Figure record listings
──────
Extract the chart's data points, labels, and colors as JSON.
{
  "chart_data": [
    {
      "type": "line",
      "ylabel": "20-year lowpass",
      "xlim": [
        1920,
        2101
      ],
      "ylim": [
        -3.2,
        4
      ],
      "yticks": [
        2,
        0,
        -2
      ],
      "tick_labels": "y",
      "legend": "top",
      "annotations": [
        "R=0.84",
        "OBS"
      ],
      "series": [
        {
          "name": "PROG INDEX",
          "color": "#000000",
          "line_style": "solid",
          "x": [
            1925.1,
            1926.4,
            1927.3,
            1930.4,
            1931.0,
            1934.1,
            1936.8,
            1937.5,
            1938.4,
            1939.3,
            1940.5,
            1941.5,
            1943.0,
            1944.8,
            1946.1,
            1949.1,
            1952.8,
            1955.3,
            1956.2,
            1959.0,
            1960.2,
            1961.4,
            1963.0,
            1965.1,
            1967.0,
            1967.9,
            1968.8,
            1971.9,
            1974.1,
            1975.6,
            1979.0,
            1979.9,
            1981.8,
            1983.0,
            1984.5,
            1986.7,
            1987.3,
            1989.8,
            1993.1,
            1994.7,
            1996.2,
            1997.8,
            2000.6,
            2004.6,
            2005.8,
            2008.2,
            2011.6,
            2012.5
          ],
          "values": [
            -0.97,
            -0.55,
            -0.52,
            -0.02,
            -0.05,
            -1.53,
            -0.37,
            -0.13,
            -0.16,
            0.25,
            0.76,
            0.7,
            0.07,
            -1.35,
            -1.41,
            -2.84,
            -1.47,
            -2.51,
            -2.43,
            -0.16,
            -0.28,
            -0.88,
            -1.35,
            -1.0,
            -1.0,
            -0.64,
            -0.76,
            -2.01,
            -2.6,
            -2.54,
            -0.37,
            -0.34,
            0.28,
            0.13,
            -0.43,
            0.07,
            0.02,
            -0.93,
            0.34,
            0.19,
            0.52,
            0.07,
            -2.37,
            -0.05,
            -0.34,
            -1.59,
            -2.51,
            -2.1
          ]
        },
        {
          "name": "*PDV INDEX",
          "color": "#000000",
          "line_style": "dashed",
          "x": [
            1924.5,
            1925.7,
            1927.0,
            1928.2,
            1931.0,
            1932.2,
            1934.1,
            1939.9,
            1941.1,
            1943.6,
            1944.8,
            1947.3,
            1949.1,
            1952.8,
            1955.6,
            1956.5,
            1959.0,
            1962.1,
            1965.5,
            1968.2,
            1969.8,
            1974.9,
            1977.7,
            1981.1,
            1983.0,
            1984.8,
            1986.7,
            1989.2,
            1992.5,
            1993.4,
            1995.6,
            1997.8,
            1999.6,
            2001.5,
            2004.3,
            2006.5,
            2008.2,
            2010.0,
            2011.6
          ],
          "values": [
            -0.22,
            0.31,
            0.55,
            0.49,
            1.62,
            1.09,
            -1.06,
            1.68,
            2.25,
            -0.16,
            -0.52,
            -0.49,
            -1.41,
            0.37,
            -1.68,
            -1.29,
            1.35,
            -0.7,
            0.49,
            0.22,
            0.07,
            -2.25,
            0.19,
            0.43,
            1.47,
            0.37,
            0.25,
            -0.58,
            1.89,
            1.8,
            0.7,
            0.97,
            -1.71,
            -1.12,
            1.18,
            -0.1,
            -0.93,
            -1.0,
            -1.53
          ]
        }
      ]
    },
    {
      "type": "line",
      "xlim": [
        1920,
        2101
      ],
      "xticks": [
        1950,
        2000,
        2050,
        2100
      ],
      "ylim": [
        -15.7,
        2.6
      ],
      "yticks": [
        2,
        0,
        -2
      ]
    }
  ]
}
──────
## PROBLEM REQUIREMENTS
Write the data back out verbatim.

## OUTPUT FOR THIS EXERCISE
Extract the chart's data points, labels, and colors as JSON.
{
  "chart_data": [
    {
      "type": "line",
      "ylabel": "20-year lowpass",
      "xlim": [
        1920,
        2101
      ],
      "ylim": [
        -3.2,
        4
      ],
      "yticks": [
        2,
        0,
        -2
      ],
      "tick_labels": "y",
      "legend": "top",
      "annotations": [
        "R=0.84",
        "OBS"
      ],
      "series": [
        {
          "name": "PROG INDEX",
          "color": "#000000",
          "line_style": "solid",
          "x": [
            1925.1,
            1926.4,
            1927.3,
            1930.4,
            1931.0,
            1934.1,
            1936.8,
            1937.5,
            1938.4,
            1939.3,
            1940.5,
            1941.5,
            1943.0,
            1944.8,
            1946.1,
            1949.1,
            1952.8,
            1955.3,
            1956.2,
            1959.0,
            1960.2,
            1961.4,
            1963.0,
            1965.1,
            1967.0,
            1967.9,
            1968.8,
            1971.9,
            1974.1,
            1975.6,
            1979.0,
            1979.9,
            1981.8,
            1983.0,
            1984.5,
            1986.7,
            1987.3,
            1989.8,
            1993.1,
            1994.7,
            1996.2,
            1997.8,
            2000.6,
            2004.6,
            2005.8,
            2008.2,
            2011.6,
            2012.5
          ],
          "values": [
            -0.97,
            -0.55,
            -0.52,
            -0.02,
            -0.05,
            -1.53,
            -0.37,
            -0.13,
            -0.16,
            0.25,
            0.76,
            0.7,
            0.07,
            -1.35,
            -1.41,
            -2.84,
            -1.47,
            -2.51,
            -2.43,
            -0.16,
            -0.28,
            -0.88,
            -1.35,
            -1.0,
            -1.0,
            -0.64,
            -0.76,
            -2.01,
            -2.6,
            -2.54,
            -0.37,
            -0.34,
            0.28,
            0.13,
            -0.43,
            0.07,
            0.02,
            -0.93,
            0.34,
            0.19,
            0.52,
            0.07,
            -2.37,
            -0.05,
            -0.34,
            -1.59,
            -2.51,
            -2.1
          ]
        },
        {
          "name": "*PDV INDEX",
          "color": "#000000",
          "line_style": "dashed",
          "x": [
            1924.5,
            1925.7,
            1927.0,
            1928.2,
            1931.0,
            1932.2,
            1934.1,
            1939.9,
            1941.1,
            1943.6,
            1944.8,
            1947.3,
            1949.1,
            1952.8,
            1955.6,
            1956.5,
            1959.0,
            1962.1,
            1965.5,
            1968.2,
            1969.8,
            1974.9,
            1977.7,
            1981.1,
            1983.0,
            1984.8,
            1986.7,
            1989.2,
            1992.5,
            1993.4,
            1995.6,
            1997.8,
            1999.6,
            2001.5,
            2004.3,
            2006.5,
            2008.2,
            2010.0,
            2011.6
          ],
          "values": [
            -0.22,
            0.31,
            0.55,
            0.49,
            1.62,
            1.09,
            -1.06,
            1.68,
            2.25,
            -0.16,
            -0.52,
            -0.49,
            -1.41,
            0.37,
            -1.68,
            -1.29,
            1.35,
            -0.7,
            0.49,
            0.22,
            0.07,
            -2.25,
            0.19,
            0.43,
            1.47,
            0.37,
            0.25,
            -0.58,
            1.89,
            1.8,
            0.7,
            0.97,
            -1.71,
            -1.12,
            1.18,
            -0.1,
            -0.93,
            -1.0,
            -1.53
          ]
        }
      ]
    },
    {
      "type": "line",
      "xlim": [
        1920,
        2101
      ],
      "xticks": [
        1950,
        2000,
        2050,
        2100
      ],
      "ylim": [
        -15.7,
        2.6
      ],
      "yticks": [
        2,
        0,
        -2
      ]
    }
  ]
}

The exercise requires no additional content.